> _Given exercise_: Set down exactly the lines that run from the line with "Type out the text in this image." to the end of the data, and nothing else.

> _Entries taken from a collection_:
|---|

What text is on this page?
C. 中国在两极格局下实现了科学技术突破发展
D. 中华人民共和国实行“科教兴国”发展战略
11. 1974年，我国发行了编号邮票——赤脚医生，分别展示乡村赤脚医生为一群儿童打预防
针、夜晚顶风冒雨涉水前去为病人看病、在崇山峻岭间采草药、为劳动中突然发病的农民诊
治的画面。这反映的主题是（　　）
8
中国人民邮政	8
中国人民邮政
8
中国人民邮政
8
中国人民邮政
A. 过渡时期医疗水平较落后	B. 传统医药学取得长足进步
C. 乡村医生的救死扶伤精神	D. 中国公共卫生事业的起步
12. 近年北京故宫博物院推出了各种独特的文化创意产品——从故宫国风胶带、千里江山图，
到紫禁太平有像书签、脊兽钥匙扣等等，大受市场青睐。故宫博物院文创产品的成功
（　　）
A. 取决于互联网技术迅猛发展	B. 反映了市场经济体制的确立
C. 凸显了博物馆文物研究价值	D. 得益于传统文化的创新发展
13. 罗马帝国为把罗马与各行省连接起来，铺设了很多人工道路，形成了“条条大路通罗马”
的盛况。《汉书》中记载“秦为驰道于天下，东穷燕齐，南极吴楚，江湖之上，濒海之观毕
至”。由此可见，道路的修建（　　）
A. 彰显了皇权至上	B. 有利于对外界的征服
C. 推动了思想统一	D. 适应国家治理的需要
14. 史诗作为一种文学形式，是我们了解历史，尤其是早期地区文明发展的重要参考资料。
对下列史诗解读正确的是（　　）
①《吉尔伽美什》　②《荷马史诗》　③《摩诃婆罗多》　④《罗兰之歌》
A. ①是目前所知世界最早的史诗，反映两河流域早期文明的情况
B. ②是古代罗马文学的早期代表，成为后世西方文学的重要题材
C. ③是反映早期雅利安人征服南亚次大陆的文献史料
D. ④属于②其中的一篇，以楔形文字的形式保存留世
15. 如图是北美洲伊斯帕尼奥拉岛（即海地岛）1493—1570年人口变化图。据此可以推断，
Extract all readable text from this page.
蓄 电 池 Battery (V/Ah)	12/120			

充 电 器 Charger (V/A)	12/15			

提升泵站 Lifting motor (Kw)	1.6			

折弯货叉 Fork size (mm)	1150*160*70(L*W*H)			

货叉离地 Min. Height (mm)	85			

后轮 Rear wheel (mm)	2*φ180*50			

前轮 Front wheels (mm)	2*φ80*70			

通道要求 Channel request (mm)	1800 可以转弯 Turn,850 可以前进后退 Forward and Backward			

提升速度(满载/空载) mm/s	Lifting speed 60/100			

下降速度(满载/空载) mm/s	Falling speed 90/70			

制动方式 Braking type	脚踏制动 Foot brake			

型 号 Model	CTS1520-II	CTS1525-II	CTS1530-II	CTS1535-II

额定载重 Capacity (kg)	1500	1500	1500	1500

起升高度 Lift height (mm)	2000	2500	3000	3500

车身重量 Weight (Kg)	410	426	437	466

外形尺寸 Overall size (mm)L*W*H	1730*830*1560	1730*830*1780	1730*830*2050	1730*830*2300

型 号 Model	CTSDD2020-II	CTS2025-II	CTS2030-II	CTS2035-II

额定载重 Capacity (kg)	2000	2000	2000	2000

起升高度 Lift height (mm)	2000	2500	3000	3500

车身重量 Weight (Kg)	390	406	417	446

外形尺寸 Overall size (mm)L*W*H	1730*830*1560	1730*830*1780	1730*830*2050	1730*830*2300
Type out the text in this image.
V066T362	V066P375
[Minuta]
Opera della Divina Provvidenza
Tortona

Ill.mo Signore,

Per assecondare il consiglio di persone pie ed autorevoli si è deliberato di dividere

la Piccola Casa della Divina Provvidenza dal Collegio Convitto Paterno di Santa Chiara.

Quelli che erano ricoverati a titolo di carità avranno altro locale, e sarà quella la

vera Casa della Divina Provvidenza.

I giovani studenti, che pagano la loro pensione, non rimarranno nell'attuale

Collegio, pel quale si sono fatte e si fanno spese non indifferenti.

|---|

> _Result_:
Type out the text in this image.
V066T362	V066P375
[Minuta]
Opera della Divina Provvidenza
Tortona

Ill.mo Signore,

Per assecondare il consiglio di persone pie ed autorevoli si è deliberato di dividere

la Piccola Casa della Divina Provvidenza dal Collegio Convitto Paterno di Santa Chiara.

Quelli che erano ricoverati a titolo di carità avranno altro locale, e sarà quella la

vera Casa della Divina Provvidenza.

I giovani studenti, che pagano la loro pensione, non rimarranno nell'attuale

Collegio, pel quale si sono fatte e si fanno spese non indifferenti.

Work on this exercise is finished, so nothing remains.